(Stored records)
---------------
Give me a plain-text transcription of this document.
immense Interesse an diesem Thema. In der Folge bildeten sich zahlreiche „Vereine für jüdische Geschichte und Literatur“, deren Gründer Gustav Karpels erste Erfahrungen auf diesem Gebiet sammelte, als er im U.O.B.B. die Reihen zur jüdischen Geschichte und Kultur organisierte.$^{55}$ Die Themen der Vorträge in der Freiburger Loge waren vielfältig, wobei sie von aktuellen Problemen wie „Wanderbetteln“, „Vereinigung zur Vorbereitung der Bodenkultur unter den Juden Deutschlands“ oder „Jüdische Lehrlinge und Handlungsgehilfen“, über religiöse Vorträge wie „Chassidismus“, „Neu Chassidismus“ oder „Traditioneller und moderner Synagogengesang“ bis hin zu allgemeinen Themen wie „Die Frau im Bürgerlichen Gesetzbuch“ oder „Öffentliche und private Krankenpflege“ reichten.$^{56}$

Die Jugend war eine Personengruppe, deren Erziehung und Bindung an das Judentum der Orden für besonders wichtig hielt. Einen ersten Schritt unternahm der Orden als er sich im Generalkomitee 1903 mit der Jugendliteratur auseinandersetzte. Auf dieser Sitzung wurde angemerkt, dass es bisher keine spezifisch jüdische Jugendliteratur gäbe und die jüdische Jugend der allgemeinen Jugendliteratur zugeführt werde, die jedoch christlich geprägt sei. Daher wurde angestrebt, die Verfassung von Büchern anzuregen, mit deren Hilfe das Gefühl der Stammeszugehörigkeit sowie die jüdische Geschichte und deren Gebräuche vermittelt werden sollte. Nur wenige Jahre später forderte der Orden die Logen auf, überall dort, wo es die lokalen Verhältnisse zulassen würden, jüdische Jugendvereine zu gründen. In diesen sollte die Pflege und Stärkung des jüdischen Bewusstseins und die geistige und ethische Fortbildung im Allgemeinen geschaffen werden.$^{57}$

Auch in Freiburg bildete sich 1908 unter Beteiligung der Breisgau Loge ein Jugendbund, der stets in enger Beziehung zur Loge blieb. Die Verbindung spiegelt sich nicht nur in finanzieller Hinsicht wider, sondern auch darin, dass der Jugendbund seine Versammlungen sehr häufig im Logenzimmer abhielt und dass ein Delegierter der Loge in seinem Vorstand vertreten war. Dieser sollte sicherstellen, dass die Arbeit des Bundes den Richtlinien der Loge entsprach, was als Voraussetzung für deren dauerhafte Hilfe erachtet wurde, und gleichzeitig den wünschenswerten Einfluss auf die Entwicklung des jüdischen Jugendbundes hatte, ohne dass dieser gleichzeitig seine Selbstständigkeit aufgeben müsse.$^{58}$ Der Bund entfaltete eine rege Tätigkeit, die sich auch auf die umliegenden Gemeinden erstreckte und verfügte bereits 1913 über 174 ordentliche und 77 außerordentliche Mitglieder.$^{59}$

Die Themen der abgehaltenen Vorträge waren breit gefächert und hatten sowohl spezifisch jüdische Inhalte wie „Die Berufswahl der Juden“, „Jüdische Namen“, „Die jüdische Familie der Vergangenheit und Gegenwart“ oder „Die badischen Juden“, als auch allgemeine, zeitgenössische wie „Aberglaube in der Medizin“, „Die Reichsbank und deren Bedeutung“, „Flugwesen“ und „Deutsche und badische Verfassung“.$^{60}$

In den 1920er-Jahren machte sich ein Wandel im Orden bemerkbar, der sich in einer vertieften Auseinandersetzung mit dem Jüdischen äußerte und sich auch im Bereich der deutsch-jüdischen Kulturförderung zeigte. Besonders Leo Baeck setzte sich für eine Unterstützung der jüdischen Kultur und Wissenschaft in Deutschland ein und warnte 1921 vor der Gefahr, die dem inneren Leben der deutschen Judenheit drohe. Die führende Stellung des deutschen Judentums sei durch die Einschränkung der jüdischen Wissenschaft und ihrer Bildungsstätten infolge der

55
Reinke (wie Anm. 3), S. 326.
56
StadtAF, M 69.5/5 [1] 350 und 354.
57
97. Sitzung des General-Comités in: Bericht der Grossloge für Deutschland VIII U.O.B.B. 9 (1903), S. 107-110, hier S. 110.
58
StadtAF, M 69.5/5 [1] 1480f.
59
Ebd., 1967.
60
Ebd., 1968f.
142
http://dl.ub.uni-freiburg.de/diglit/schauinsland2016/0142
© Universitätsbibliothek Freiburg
---------------
__Problem__.
Extract the complete set of records unchanged.

__Result of this task__.
Give me a plain-text transcription of this document.
immense Interesse an diesem Thema. In der Folge bildeten sich zahlreiche „Vereine für jüdische Geschichte und Literatur“, deren Gründer Gustav Karpels erste Erfahrungen auf diesem Gebiet sammelte, als er im U.O.B.B. die Reihen zur jüdischen Geschichte und Kultur organisierte.$^{55}$ Die Themen der Vorträge in der Freiburger Loge waren vielfältig, wobei sie von aktuellen Problemen wie „Wanderbetteln“, „Vereinigung zur Vorbereitung der Bodenkultur unter den Juden Deutschlands“ oder „Jüdische Lehrlinge und Handlungsgehilfen“, über religiöse Vorträge wie „Chassidismus“, „Neu Chassidismus“ oder „Traditioneller und moderner Synagogengesang“ bis hin zu allgemeinen Themen wie „Die Frau im Bürgerlichen Gesetzbuch“ oder „Öffentliche und private Krankenpflege“ reichten.$^{56}$

Die Jugend war eine Personengruppe, deren Erziehung und Bindung an das Judentum der Orden für besonders wichtig hielt. Einen ersten Schritt unternahm der Orden als er sich im Generalkomitee 1903 mit der Jugendliteratur auseinandersetzte. Auf dieser Sitzung wurde angemerkt, dass es bisher keine spezifisch jüdische Jugendliteratur gäbe und die jüdische Jugend der allgemeinen Jugendliteratur zugeführt werde, die jedoch christlich geprägt sei. Daher wurde angestrebt, die Verfassung von Büchern anzuregen, mit deren Hilfe das Gefühl der Stammeszugehörigkeit sowie die jüdische Geschichte und deren Gebräuche vermittelt werden sollte. Nur wenige Jahre später forderte der Orden die Logen auf, überall dort, wo es die lokalen Verhältnisse zulassen würden, jüdische Jugendvereine zu gründen. In diesen sollte die Pflege und Stärkung des jüdischen Bewusstseins und die geistige und ethische Fortbildung im Allgemeinen geschaffen werden.$^{57}$

Auch in Freiburg bildete sich 1908 unter Beteiligung der Breisgau Loge ein Jugendbund, der stets in enger Beziehung zur Loge blieb. Die Verbindung spiegelt sich nicht nur in finanzieller Hinsicht wider, sondern auch darin, dass der Jugendbund seine Versammlungen sehr häufig im Logenzimmer abhielt und dass ein Delegierter der Loge in seinem Vorstand vertreten war. Dieser sollte sicherstellen, dass die Arbeit des Bundes den Richtlinien der Loge entsprach, was als Voraussetzung für deren dauerhafte Hilfe erachtet wurde, und gleichzeitig den wünschenswerten Einfluss auf die Entwicklung des jüdischen Jugendbundes hatte, ohne dass dieser gleichzeitig seine Selbstständigkeit aufgeben müsse.$^{58}$ Der Bund entfaltete eine rege Tätigkeit, die sich auch auf die umliegenden Gemeinden erstreckte und verfügte bereits 1913 über 174 ordentliche und 77 außerordentliche Mitglieder.$^{59}$

Die Themen der abgehaltenen Vorträge waren breit gefächert und hatten sowohl spezifisch jüdische Inhalte wie „Die Berufswahl der Juden“, „Jüdische Namen“, „Die jüdische Familie der Vergangenheit und Gegenwart“ oder „Die badischen Juden“, als auch allgemeine, zeitgenössische wie „Aberglaube in der Medizin“, „Die Reichsbank und deren Bedeutung“, „Flugwesen“ und „Deutsche und badische Verfassung“.$^{60}$

In den 1920er-Jahren machte sich ein Wandel im Orden bemerkbar, der sich in einer vertieften Auseinandersetzung mit dem Jüdischen äußerte und sich auch im Bereich der deutsch-jüdischen Kulturförderung zeigte. Besonders Leo Baeck setzte sich für eine Unterstützung der jüdischen Kultur und Wissenschaft in Deutschland ein und warnte 1921 vor der Gefahr, die dem inneren Leben der deutschen Judenheit drohe. Die führende Stellung des deutschen Judentums sei durch die Einschränkung der jüdischen Wissenschaft und ihrer Bildungsstätten infolge der

55
Reinke (wie Anm. 3), S. 326.
56
StadtAF, M 69.5/5 [1] 350 und 354.
57
97. Sitzung des General-Comités in: Bericht der Grossloge für Deutschland VIII U.O.B.B. 9 (1903), S. 107-110, hier S. 110.
58
StadtAF, M 69.5/5 [1] 1480f.
59
Ebd., 1967.
60
Ebd., 1968f.
142
http://dl.ub.uni-freiburg.de/diglit/schauinsland2016/0142
© Universitätsbibliothek Freiburg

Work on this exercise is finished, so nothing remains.